__EXERCISE DIRECTIONS__: Narrow the data below down to the lines containing "Forcing".

__PROVIDED INFORMATION__:

-- start --

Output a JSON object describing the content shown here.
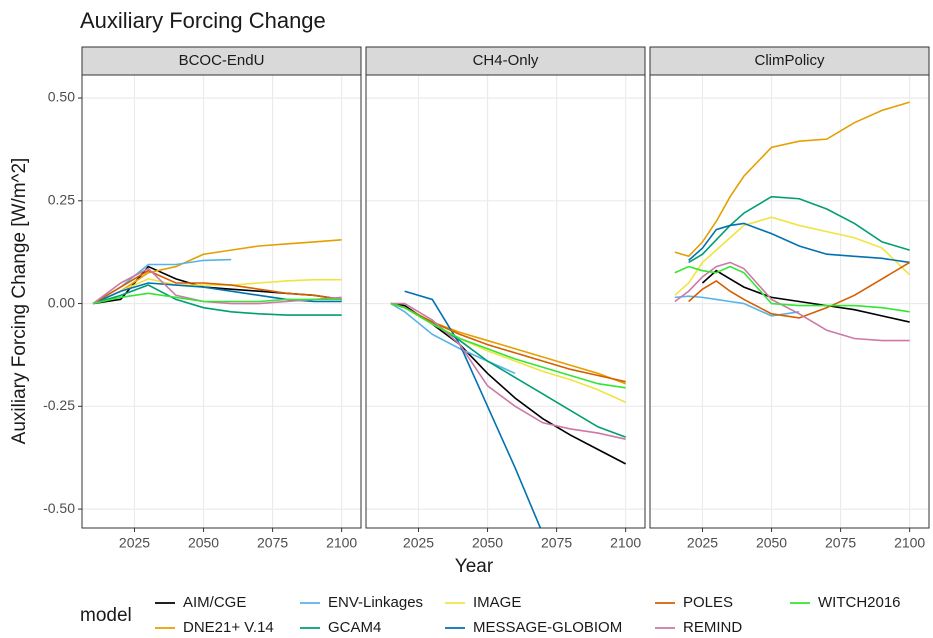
{
  "title": "Auxiliary Forcing Change",
  "x_label": "Year",
  "y_label": "Auxiliary Forcing Change [W/m^2]",
  "legend_title": "model",
  "chart_data": [
    {
      "type": "line",
      "title": "BCOC-EndU",
      "x": [
        2010,
        2020,
        2030,
        2040,
        2050,
        2060,
        2070,
        2080,
        2090,
        2100
      ],
      "xlim": [
        2006,
        2107
      ],
      "ylim": [
        -0.546,
        0.556
      ],
      "xticks": [
        2025,
        2050,
        2075,
        2100
      ],
      "yticks": [
        {
          "value": -0.5,
          "label": "-0.50"
        },
        {
          "value": -0.25,
          "label": "-0.25"
        },
        {
          "value": 0,
          "label": "0.00"
        },
        {
          "value": 0.25,
          "label": "0.25"
        },
        {
          "value": 0.5,
          "label": "0.50"
        }
      ],
      "grid": true,
      "series": [
        {
          "name": "AIM/CGE",
          "color": "#000000",
          "values": [
            0,
            0.01,
            0.09,
            0.06,
            0.04,
            0.035,
            0.03,
            0.025,
            0.02,
            0.01
          ]
        },
        {
          "name": "DNE21+ V.14",
          "color": "#E69F00",
          "values": [
            0,
            0.03,
            0.075,
            0.09,
            0.12,
            0.13,
            0.14,
            0.145,
            0.15,
            0.155
          ]
        },
        {
          "name": "ENV-Linkages",
          "color": "#56B4E9",
          "values": [
            0,
            0.04,
            0.095,
            0.095,
            0.105,
            0.107,
            null,
            null,
            null,
            null
          ]
        },
        {
          "name": "GCAM4",
          "color": "#009E73",
          "values": [
            0,
            0.02,
            0.045,
            0.01,
            -0.01,
            -0.02,
            -0.025,
            -0.028,
            -0.028,
            -0.028
          ]
        },
        {
          "name": "IMAGE",
          "color": "#F0E442",
          "values": [
            0,
            0.03,
            0.06,
            0.045,
            0.045,
            0.045,
            0.05,
            0.055,
            0.058,
            0.058
          ]
        },
        {
          "name": "MESSAGE-GLOBIOM",
          "color": "#0072B2",
          "values": [
            0,
            0.03,
            0.05,
            0.045,
            0.04,
            0.03,
            0.02,
            0.01,
            0.005,
            0.005
          ]
        },
        {
          "name": "POLES",
          "color": "#D55E00",
          "values": [
            0,
            0.04,
            0.08,
            0.05,
            0.05,
            0.045,
            0.035,
            0.025,
            0.02,
            0.01
          ]
        },
        {
          "name": "REMIND",
          "color": "#CC79A7",
          "values": [
            0,
            0.05,
            0.085,
            0.02,
            0.005,
            0,
            0,
            0.005,
            0.01,
            0.015
          ]
        },
        {
          "name": "WITCH2016",
          "color": "#33E633",
          "values": [
            0,
            0.015,
            0.025,
            0.015,
            0.005,
            0.005,
            0.005,
            0.01,
            0.01,
            0.01
          ]
        }
      ]
    },
    {
      "type": "line",
      "title": "CH4-Only",
      "x": [
        2015,
        2020,
        2030,
        2040,
        2050,
        2060,
        2070,
        2080,
        2090,
        2100
      ],
      "xlim": [
        2006,
        2107
      ],
      "ylim": [
        -0.546,
        0.556
      ],
      "xticks": [
        2025,
        2050,
        2075,
        2100
      ],
      "yticks": [
        -0.5,
        -0.25,
        0,
        0.25,
        0.5
      ],
      "grid": true,
      "series": [
        {
          "name": "AIM/CGE",
          "color": "#000000",
          "values": [
            0,
            -0.005,
            -0.05,
            -0.1,
            -0.17,
            -0.23,
            -0.28,
            -0.32,
            -0.355,
            -0.39
          ]
        },
        {
          "name": "DNE21+ V.14",
          "color": "#E69F00",
          "values": [
            0,
            -0.01,
            -0.045,
            -0.07,
            -0.09,
            -0.11,
            -0.13,
            -0.15,
            -0.17,
            -0.195
          ]
        },
        {
          "name": "ENV-Linkages",
          "color": "#56B4E9",
          "values": [
            0,
            -0.02,
            -0.075,
            -0.11,
            -0.14,
            -0.17,
            null,
            null,
            null,
            null
          ]
        },
        {
          "name": "GCAM4",
          "color": "#009E73",
          "values": [
            0,
            -0.01,
            -0.045,
            -0.09,
            -0.14,
            -0.18,
            -0.22,
            -0.26,
            -0.3,
            -0.325
          ]
        },
        {
          "name": "IMAGE",
          "color": "#F0E442",
          "values": [
            0,
            -0.01,
            -0.05,
            -0.085,
            -0.115,
            -0.14,
            -0.165,
            -0.185,
            -0.21,
            -0.24
          ]
        },
        {
          "name": "MESSAGE-GLOBIOM",
          "color": "#0072B2",
          "values": [
            null,
            0.03,
            0.01,
            -0.1,
            -0.25,
            -0.4,
            -0.56,
            null,
            null,
            null
          ]
        },
        {
          "name": "POLES",
          "color": "#D55E00",
          "values": [
            0,
            -0.01,
            -0.045,
            -0.075,
            -0.1,
            -0.12,
            -0.14,
            -0.16,
            -0.175,
            -0.19
          ]
        },
        {
          "name": "REMIND",
          "color": "#CC79A7",
          "values": [
            0,
            0,
            -0.04,
            -0.1,
            -0.2,
            -0.25,
            -0.29,
            -0.305,
            -0.315,
            -0.33
          ]
        },
        {
          "name": "WITCH2016",
          "color": "#33E633",
          "values": [
            0,
            -0.01,
            -0.05,
            -0.085,
            -0.11,
            -0.135,
            -0.155,
            -0.175,
            -0.195,
            -0.205
          ]
        }
      ]
    },
    {
      "type": "line",
      "title": "ClimPolicy",
      "x": [
        2015,
        2020,
        2025,
        2030,
        2035,
        2040,
        2050,
        2060,
        2070,
        2080,
        2090,
        2100
      ],
      "xlim": [
        2006,
        2107
      ],
      "ylim": [
        -0.546,
        0.556
      ],
      "xticks": [
        2025,
        2050,
        2075,
        2100
      ],
      "yticks": [
        -0.5,
        -0.25,
        0,
        0.25,
        0.5
      ],
      "grid": true,
      "series": [
        {
          "name": "AIM/CGE",
          "color": "#000000",
          "values": [
            null,
            null,
            0.05,
            0.08,
            0.06,
            0.04,
            0.015,
            0.005,
            -0.005,
            -0.015,
            -0.03,
            -0.045
          ]
        },
        {
          "name": "DNE21+ V.14",
          "color": "#E69F00",
          "values": [
            0.125,
            0.115,
            0.15,
            0.2,
            0.26,
            0.31,
            0.38,
            0.395,
            0.4,
            0.44,
            0.47,
            0.49
          ]
        },
        {
          "name": "ENV-Linkages",
          "color": "#56B4E9",
          "values": [
            0.015,
            0.018,
            0.015,
            0.01,
            0.005,
            0,
            -0.03,
            -0.02,
            null,
            null,
            null,
            null
          ]
        },
        {
          "name": "GCAM4",
          "color": "#009E73",
          "values": [
            null,
            0.1,
            0.12,
            0.155,
            0.19,
            0.22,
            0.26,
            0.255,
            0.23,
            0.195,
            0.15,
            0.13
          ]
        },
        {
          "name": "IMAGE",
          "color": "#F0E442",
          "values": [
            0.02,
            0.05,
            0.1,
            0.13,
            0.16,
            0.19,
            0.21,
            0.19,
            0.175,
            0.16,
            0.135,
            0.07
          ]
        },
        {
          "name": "MESSAGE-GLOBIOM",
          "color": "#0072B2",
          "values": [
            null,
            0.105,
            0.135,
            0.18,
            0.19,
            0.195,
            0.17,
            0.14,
            0.12,
            0.115,
            0.11,
            0.1
          ]
        },
        {
          "name": "POLES",
          "color": "#D55E00",
          "values": [
            null,
            0.005,
            0.035,
            0.055,
            0.03,
            0.01,
            -0.025,
            -0.035,
            -0.01,
            0.02,
            0.06,
            0.1
          ]
        },
        {
          "name": "REMIND",
          "color": "#CC79A7",
          "values": [
            0.005,
            0.03,
            0.065,
            0.09,
            0.1,
            0.085,
            0.01,
            -0.025,
            -0.065,
            -0.085,
            -0.09,
            -0.09
          ]
        },
        {
          "name": "WITCH2016",
          "color": "#33E633",
          "values": [
            0.075,
            0.09,
            0.08,
            0.075,
            0.09,
            0.075,
            0,
            -0.005,
            -0.005,
            -0.005,
            -0.01,
            -0.02
          ]
        }
      ]
    }
  ]
}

-- end --

__SOLUTION__:
  "title": "Auxiliary Forcing Change",
  "y_label": "Auxiliary Forcing Change [W/m^2]",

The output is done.